## WHAT TO DO
Select each line where the word "JSON" appears.

Start of RECORDS SUPPLIED

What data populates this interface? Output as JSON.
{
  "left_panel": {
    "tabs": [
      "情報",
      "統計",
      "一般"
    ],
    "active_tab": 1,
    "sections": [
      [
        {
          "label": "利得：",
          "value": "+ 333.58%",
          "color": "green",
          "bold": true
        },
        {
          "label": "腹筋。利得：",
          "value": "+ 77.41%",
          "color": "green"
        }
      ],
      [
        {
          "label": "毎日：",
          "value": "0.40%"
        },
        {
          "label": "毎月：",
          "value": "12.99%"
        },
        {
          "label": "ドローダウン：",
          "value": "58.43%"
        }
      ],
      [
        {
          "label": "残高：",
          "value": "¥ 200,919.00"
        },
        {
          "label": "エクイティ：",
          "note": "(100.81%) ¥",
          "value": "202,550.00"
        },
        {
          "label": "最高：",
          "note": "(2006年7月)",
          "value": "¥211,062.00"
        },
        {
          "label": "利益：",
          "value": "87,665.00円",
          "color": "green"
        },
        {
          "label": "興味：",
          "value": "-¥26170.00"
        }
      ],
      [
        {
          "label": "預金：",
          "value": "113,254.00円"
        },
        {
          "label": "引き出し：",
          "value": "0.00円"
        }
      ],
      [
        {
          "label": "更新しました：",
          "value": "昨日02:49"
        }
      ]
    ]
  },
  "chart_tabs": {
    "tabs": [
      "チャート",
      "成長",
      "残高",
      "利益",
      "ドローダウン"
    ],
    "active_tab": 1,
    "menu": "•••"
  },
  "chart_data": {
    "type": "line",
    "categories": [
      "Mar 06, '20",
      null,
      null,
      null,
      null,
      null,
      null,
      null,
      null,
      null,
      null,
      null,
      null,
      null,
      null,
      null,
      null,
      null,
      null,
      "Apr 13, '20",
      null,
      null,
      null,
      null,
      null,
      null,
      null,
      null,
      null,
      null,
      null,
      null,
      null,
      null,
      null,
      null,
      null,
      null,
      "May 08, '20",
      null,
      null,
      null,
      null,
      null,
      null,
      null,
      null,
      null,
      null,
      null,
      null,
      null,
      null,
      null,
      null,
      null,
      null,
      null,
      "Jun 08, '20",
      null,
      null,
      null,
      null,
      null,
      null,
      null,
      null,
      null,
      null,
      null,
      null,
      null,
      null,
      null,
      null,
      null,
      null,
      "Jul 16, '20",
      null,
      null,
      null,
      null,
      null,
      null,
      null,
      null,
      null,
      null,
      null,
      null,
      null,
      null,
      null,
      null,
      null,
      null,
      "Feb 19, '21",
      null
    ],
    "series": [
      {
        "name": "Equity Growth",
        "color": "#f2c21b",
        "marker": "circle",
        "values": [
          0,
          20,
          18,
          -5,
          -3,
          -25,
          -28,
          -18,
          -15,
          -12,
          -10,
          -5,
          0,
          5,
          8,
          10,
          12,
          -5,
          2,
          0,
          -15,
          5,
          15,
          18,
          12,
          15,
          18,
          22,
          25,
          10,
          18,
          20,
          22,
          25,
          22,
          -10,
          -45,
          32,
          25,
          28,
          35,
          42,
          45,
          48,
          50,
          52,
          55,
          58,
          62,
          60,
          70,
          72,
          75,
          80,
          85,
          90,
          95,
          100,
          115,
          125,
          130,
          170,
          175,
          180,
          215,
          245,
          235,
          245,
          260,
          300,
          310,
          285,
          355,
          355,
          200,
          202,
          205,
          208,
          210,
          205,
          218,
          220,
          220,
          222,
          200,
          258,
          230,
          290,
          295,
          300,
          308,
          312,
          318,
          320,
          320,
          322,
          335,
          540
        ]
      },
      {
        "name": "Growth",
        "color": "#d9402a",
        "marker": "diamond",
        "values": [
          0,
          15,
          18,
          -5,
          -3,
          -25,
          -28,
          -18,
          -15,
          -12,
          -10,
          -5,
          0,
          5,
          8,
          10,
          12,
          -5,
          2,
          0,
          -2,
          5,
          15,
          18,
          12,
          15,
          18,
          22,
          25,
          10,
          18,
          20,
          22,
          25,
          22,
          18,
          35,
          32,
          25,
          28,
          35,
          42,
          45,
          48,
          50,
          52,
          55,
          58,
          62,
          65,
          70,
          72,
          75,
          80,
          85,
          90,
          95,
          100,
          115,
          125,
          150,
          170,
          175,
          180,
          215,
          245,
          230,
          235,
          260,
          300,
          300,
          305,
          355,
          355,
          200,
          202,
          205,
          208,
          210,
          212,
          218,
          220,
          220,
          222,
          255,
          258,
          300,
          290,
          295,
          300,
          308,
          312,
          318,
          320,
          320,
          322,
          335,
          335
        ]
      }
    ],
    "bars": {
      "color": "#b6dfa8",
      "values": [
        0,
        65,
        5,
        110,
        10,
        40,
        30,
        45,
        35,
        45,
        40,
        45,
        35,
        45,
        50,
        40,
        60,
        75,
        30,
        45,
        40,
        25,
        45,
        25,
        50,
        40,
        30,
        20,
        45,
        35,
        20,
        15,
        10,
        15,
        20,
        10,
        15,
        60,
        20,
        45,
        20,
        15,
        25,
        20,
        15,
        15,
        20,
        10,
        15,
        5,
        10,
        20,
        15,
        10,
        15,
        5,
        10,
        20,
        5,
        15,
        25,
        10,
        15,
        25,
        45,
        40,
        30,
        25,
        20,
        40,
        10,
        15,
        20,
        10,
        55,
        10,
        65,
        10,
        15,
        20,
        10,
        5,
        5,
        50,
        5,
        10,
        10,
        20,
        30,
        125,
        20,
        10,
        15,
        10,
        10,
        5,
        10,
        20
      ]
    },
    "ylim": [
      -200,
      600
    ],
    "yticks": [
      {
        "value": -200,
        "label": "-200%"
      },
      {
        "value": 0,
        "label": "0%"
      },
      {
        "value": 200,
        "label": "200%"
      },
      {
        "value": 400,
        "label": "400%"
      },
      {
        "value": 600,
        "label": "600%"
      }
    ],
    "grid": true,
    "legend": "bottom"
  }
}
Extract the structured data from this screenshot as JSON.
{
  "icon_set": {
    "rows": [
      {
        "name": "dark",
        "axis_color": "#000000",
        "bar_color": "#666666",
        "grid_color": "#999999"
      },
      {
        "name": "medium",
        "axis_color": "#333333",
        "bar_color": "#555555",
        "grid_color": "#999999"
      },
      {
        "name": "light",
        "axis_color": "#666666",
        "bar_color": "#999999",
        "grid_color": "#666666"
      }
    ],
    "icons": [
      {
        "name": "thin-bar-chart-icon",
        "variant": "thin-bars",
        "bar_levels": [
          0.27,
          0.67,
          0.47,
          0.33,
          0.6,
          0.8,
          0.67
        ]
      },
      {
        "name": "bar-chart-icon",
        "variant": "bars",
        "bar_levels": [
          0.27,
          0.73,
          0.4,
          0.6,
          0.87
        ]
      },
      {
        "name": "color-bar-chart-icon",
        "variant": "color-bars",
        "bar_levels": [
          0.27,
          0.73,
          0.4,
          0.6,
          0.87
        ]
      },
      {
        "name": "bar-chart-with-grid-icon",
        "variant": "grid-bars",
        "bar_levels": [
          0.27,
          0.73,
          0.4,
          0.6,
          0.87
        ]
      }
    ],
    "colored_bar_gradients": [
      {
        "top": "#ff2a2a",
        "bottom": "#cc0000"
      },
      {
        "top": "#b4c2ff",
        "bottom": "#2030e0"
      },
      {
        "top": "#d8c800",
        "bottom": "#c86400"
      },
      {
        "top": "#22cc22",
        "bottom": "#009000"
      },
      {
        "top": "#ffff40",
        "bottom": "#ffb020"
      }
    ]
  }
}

End of RECORDS SUPPLIED

## SOLUTION TO THE EXERCISE
What data populates this interface? Output as JSON.
Extract the structured data from this screenshot as JSON.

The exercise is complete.